### PROBLEM DESCRIPTION
Print out each entry below exactly, please.

>> BEGIN

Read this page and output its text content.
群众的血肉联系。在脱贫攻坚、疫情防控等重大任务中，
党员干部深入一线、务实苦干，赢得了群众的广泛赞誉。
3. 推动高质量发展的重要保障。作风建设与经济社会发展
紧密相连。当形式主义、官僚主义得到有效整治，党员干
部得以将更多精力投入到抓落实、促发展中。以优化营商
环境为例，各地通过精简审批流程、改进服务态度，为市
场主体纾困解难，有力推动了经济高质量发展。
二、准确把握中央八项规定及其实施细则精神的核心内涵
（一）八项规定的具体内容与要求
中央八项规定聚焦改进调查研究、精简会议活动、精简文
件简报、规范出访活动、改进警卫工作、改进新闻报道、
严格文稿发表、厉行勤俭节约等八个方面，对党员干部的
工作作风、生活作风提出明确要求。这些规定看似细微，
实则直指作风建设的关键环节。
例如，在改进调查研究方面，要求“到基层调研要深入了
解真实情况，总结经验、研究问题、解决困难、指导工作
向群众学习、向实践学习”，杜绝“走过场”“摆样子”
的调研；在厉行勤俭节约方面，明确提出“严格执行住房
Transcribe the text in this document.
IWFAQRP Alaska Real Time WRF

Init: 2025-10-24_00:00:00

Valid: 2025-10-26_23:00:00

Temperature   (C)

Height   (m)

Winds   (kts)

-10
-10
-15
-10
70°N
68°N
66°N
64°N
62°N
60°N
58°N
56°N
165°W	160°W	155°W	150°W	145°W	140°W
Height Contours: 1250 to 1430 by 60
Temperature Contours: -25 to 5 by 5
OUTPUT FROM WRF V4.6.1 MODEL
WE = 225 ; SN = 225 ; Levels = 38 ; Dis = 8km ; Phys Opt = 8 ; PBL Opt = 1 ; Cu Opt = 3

>> END

### REPLY
Read this page and output its text content.
群众的血肉联系。在脱贫攻坚、疫情防控等重大任务中，
党员干部深入一线、务实苦干，赢得了群众的广泛赞誉。
3. 推动高质量发展的重要保障。作风建设与经济社会发展
紧密相连。当形式主义、官僚主义得到有效整治，党员干
部得以将更多精力投入到抓落实、促发展中。以优化营商
环境为例，各地通过精简审批流程、改进服务态度，为市
场主体纾困解难，有力推动了经济高质量发展。
二、准确把握中央八项规定及其实施细则精神的核心内涵
（一）八项规定的具体内容与要求
中央八项规定聚焦改进调查研究、精简会议活动、精简文
件简报、规范出访活动、改进警卫工作、改进新闻报道、
严格文稿发表、厉行勤俭节约等八个方面，对党员干部的
工作作风、生活作风提出明确要求。这些规定看似细微，
实则直指作风建设的关键环节。
例如，在改进调查研究方面，要求“到基层调研要深入了
解真实情况，总结经验、研究问题、解决困难、指导工作
向群众学习、向实践学习”，杜绝“走过场”“摆样子”
的调研；在厉行勤俭节约方面，明确提出“严格执行住房
Transcribe the text in this document.
IWFAQRP Alaska Real Time WRF

Init: 2025-10-24_00:00:00

Valid: 2025-10-26_23:00:00

Temperature   (C)

Height   (m)

Winds   (kts)

-10
-10
-15
-10
70°N
68°N
66°N
64°N
62°N
60°N
58°N
56°N
165°W	160°W	155°W	150°W	145°W	140°W
Height Contours: 1250 to 1430 by 60
Temperature Contours: -25 to 5 by 5
OUTPUT FROM WRF V4.6.1 MODEL
WE = 225 ; SN = 225 ; Levels = 38 ; Dis = 8km ; Phys Opt = 8 ; PBL Opt = 1 ; Cu Opt = 3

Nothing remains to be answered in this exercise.